**Page excerpt**:
The registrant’s other certifying officers and I have disclosed, based on our most recent evaluation of internal control over financial reporting, to the registrant’s auditors and the audit committee of registrant’s board of directors (or persons performing the equivalent function):

 
a)
All significant deficiencies and material weaknesses in the design or operations of internal control over financial reporting which are reasonably likely to adversely affect the registrant’s ability to record, process, summarize and report financial data and have identified for the registrant’s auditors any material weaknesses in internal controls; and
 
b)
Any fraud, whether or not material, that involves management or other employees who have a significant role in the registrant’s internal controls.

**Page segmentation data**:

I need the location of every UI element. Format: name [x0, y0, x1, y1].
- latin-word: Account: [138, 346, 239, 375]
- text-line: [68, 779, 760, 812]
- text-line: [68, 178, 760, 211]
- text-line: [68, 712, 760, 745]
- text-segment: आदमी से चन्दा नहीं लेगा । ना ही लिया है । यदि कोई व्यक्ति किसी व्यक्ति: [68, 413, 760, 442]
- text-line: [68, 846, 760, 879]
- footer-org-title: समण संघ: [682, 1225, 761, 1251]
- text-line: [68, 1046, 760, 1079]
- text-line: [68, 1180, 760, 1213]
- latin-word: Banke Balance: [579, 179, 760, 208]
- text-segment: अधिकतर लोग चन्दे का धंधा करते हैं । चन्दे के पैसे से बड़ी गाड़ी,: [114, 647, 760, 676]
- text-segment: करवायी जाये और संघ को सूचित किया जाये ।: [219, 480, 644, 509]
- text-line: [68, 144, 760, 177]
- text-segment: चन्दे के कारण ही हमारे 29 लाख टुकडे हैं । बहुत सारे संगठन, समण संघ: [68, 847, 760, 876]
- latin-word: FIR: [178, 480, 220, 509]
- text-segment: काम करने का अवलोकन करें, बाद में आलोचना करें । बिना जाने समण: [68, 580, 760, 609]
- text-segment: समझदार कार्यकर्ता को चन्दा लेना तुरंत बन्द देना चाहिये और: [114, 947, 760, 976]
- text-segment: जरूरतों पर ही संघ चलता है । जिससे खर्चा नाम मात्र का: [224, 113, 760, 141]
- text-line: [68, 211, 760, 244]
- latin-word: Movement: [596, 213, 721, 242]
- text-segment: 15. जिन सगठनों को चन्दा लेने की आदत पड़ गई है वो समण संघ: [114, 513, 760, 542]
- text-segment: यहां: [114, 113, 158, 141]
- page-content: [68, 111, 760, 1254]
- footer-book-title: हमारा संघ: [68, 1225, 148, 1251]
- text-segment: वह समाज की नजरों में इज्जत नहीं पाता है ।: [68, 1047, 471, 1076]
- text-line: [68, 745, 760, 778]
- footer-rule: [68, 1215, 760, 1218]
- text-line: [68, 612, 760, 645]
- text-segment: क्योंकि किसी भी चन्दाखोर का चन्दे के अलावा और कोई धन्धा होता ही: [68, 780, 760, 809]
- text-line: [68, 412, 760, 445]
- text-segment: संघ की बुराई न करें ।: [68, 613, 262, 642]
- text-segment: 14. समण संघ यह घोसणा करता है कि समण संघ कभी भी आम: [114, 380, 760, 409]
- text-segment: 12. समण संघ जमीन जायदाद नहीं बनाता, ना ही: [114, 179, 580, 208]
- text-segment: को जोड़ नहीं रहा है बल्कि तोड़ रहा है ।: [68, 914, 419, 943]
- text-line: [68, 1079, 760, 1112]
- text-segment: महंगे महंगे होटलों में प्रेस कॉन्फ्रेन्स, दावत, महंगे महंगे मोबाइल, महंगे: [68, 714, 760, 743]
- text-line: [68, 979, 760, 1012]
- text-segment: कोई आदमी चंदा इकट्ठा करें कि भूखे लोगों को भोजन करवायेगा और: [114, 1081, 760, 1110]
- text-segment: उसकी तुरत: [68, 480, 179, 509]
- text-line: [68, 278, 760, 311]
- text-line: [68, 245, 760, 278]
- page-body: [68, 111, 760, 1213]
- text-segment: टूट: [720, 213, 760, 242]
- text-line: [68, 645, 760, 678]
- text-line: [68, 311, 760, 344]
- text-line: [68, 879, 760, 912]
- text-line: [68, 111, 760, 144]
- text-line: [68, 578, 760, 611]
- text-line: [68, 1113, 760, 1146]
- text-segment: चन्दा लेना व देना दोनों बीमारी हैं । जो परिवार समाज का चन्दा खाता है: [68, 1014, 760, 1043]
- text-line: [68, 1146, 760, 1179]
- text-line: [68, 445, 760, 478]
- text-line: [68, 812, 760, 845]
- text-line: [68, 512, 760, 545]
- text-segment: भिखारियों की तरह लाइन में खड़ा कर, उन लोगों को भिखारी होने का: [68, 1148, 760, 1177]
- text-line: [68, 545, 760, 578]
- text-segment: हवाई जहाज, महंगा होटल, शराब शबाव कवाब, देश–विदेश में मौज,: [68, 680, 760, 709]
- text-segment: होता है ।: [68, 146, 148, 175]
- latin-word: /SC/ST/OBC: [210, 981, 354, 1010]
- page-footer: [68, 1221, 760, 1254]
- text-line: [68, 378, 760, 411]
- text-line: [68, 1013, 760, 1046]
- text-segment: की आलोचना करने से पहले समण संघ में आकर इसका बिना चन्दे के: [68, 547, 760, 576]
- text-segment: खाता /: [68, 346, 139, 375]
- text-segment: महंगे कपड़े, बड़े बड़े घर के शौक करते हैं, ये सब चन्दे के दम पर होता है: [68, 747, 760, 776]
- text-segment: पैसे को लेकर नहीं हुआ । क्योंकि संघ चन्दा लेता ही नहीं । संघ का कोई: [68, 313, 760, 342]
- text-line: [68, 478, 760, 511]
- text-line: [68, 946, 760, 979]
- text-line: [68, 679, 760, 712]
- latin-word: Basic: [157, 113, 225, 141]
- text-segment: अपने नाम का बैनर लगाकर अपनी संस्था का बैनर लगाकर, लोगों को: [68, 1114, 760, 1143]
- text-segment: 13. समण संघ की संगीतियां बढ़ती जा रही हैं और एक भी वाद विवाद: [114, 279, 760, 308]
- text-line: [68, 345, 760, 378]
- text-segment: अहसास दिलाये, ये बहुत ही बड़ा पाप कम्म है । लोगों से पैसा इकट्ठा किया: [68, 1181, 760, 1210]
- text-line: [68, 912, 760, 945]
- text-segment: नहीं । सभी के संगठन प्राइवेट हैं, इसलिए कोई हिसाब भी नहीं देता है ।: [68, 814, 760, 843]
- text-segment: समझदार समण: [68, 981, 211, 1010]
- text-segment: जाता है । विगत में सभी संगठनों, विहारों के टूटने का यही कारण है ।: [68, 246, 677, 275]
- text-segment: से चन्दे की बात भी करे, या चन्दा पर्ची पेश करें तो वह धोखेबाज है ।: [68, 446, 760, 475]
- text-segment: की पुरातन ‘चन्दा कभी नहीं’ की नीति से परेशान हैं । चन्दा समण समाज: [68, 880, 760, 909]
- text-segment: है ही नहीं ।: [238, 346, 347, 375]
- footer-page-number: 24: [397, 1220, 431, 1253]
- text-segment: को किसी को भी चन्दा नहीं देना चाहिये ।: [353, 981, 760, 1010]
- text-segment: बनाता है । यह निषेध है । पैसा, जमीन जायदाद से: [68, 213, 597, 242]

**Exercise**:
Extend the certification passage on internal control over financial reporting, picking up right after its final item, b). These rows were taken from a different source than the text.

**Response to the task**:
Date:
March 14, 2006
 
/S/ Michael J. Chewens
 
Michael J. Chewens
Senior Executive Vice President, Chief Financial Officer and Corporate Secretary
 

Exhibit 32.1

 
EXHIBIT 32.1


CERTIFICATION PURSUANT TO 18 U.S.C. SECTION 1350, AS ADOPTED PURSUANT TO SECTION
 
906 OF THE SARBANES-OXLEY ACT OF 2002
 
The undersigned, the Chief Executive Officer of NBT Bancorp Inc. (the “Company”), hereby certifies that to his knowledge on the date hereof:
(a)
the Form 10-K of the Company for the Annual Period Ended December 31, 2005, filed on the date hereof with the Securities and Exchange Commission (the “Report”) fully complies with the requirements of Section 13(a) or 15(d) of the Securities Exchange Act of 1934; and
(b)
information contained in the Report fairly presents, in all material respects, the financial condition and results of operations of the Company.

/S/ Martin A. Dietrich
 
Martin A. Dietrich
 
Chief Executive Officer
 

March 14, 2006

The forgoing certification is being furnished solely pursuant to Subsections (a) and (b) of Section 1350, Chapter 63 of Title 18, United States Code in accordance with Section 906 of the Sarbanes-Oxley Act of 2002 and shall not be deemed “filed” for purposes of Section 18 of the Securities Exchange Act of 1934, or otherwise subject to the liability of that section, and shall not be deemed to be incorporated by reference into any filing under the Securities Act of 1933 or the Securities Exchange Act of 1934.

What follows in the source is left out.